> [TASK INSTRUCTIONS]: Work out how many lines have "upon" in them. Give only that number.
## START RECORDED INFORMATION
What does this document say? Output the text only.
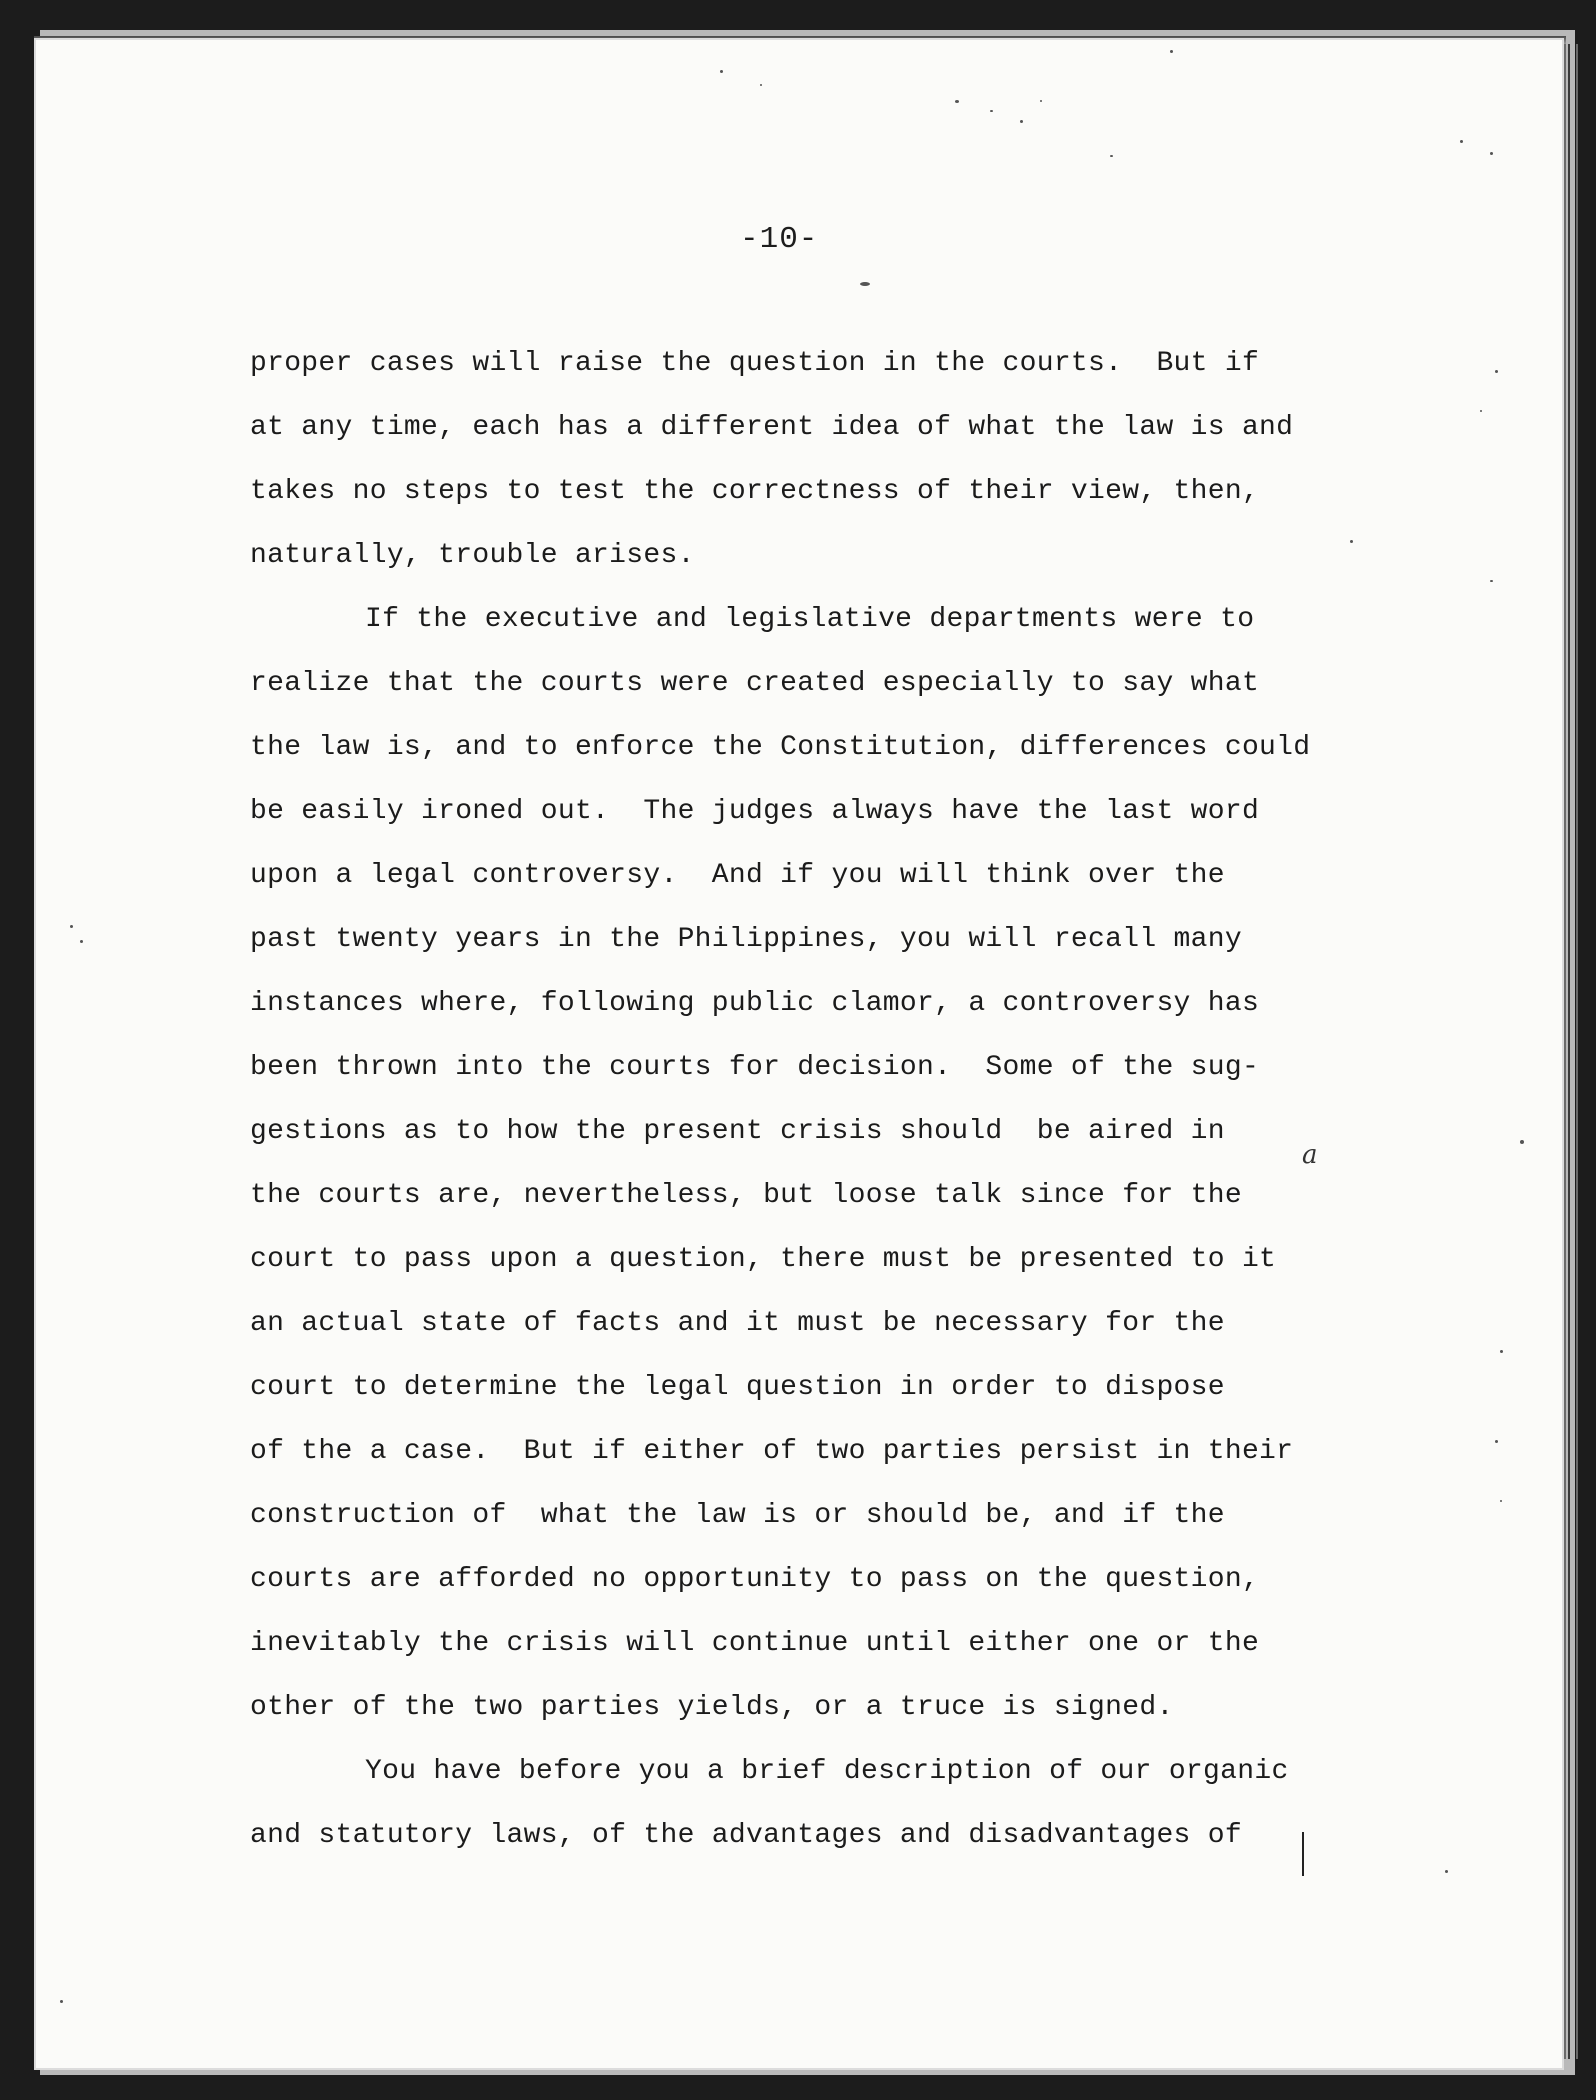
-10-
proper cases will raise the question in the courts.  But if
at any time, each has a different idea of what the law is and
takes no steps to test the correctness of their view, then,
naturally, trouble arises.
If the executive and legislative departments were to
realize that the courts were created especially to say what
the law is, and to enforce the Constitution, differences could
be easily ironed out.  The judges always have the last word
upon a legal controversy.  And if you will think over the
past twenty years in the Philippines, you will recall many
instances where, following public clamor, a controversy has
been thrown into the courts for decision.  Some of the sug-
gestions as to how the present crisis should  be aired in
the courts are, nevertheless, but loose talk since for the
court to pass upon a question, there must be presented to it
an actual state of facts and it must be necessary for the
court to determine the legal question in order to dispose
of the a case.  But if either of two parties persist in their
construction of  what the law is or should be, and if the
courts are afforded no opportunity to pass on the question,
inevitably the crisis will continue until either one or the
other of the two parties yields, or a truce is signed.
You have before you a brief description of our organic
and statutory laws, of the advantages and disadvantages of
a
## END RECORDED INFORMATION
> [OUTPUT FOR THIS EXERCISE]: 2